Work to be completed:
Reproduce the data that follows in its entirety, character for character.

+++ Provided information

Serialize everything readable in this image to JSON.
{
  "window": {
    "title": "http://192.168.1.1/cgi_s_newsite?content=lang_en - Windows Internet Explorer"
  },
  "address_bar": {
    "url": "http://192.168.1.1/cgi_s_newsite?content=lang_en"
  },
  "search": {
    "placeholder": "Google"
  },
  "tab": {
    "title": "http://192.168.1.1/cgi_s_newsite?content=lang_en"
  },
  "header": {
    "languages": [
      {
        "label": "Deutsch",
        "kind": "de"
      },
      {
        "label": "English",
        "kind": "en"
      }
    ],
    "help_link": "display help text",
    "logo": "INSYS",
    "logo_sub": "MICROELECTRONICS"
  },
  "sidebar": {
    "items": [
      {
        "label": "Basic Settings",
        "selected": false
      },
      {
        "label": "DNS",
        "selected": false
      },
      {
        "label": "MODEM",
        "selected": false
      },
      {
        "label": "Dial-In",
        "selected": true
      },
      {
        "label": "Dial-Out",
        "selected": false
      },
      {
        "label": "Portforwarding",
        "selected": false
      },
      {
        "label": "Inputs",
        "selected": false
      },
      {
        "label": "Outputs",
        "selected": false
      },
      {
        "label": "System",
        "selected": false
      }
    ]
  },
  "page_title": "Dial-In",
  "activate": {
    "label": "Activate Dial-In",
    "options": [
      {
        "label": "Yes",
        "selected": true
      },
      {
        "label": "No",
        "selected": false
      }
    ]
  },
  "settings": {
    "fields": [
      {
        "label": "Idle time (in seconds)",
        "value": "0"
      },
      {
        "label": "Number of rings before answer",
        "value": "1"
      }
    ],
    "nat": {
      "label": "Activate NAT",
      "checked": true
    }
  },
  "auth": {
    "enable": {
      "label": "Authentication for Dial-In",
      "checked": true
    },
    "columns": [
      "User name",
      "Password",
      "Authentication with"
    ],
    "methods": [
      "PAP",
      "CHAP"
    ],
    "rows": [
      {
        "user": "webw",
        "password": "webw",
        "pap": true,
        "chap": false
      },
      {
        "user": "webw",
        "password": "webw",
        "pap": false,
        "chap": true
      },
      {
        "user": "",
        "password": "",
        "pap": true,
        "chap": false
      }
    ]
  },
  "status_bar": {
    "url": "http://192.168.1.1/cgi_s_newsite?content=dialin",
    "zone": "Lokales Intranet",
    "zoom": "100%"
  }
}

++++++

Output for this task:
Serialize everything readable in this image to JSON.
{
  "window": {
    "title": "http://192.168.1.1/cgi_s_newsite?content=lang_en - Windows Internet Explorer"
  },
  "address_bar": {
    "url": "http://192.168.1.1/cgi_s_newsite?content=lang_en"
  },
  "search": {
    "placeholder": "Google"
  },
  "tab": {
    "title": "http://192.168.1.1/cgi_s_newsite?content=lang_en"
  },
  "header": {
    "languages": [
      {
        "label": "Deutsch",
        "kind": "de"
      },
      {
        "label": "English",
        "kind": "en"
      }
    ],
    "help_link": "display help text",
    "logo": "INSYS",
    "logo_sub": "MICROELECTRONICS"
  },
  "sidebar": {
    "items": [
      {
        "label": "Basic Settings",
        "selected": false
      },
      {
        "label": "DNS",
        "selected": false
      },
      {
        "label": "MODEM",
        "selected": false
      },
      {
        "label": "Dial-In",
        "selected": true
      },
      {
        "label": "Dial-Out",
        "selected": false
      },
      {
        "label": "Portforwarding",
        "selected": false
      },
      {
        "label": "Inputs",
        "selected": false
      },
      {
        "label": "Outputs",
        "selected": false
      },
      {
        "label": "System",
        "selected": false
      }
    ]
  },
  "page_title": "Dial-In",
  "activate": {
    "label": "Activate Dial-In",
    "options": [
      {
        "label": "Yes",
        "selected": true
      },
      {
        "label": "No",
        "selected": false
      }
    ]
  },
  "settings": {
    "fields": [
      {
        "label": "Idle time (in seconds)",
        "value": "0"
      },
      {
        "label": "Number of rings before answer",
        "value": "1"
      }
    ],
    "nat": {
      "label": "Activate NAT",
      "checked": true
    }
  },
  "auth": {
    "enable": {
      "label": "Authentication for Dial-In",
      "checked": true
    },
    "columns": [
      "User name",
      "Password",
      "Authentication with"
    ],
    "methods": [
      "PAP",
      "CHAP"
    ],
    "rows": [
      {
        "user": "webw",
        "password": "webw",
        "pap": true,
        "chap": false
      },
      {
        "user": "webw",
        "password": "webw",
        "pap": false,
        "chap": true
      },
      {
        "user": "",
        "password": "",
        "pap": true,
        "chap": false
      }
    ]
  },
  "status_bar": {
    "url": "http://192.168.1.1/cgi_s_newsite?content=dialin",
    "zone": "Lokales Intranet",
    "zoom": "100%"
  }
}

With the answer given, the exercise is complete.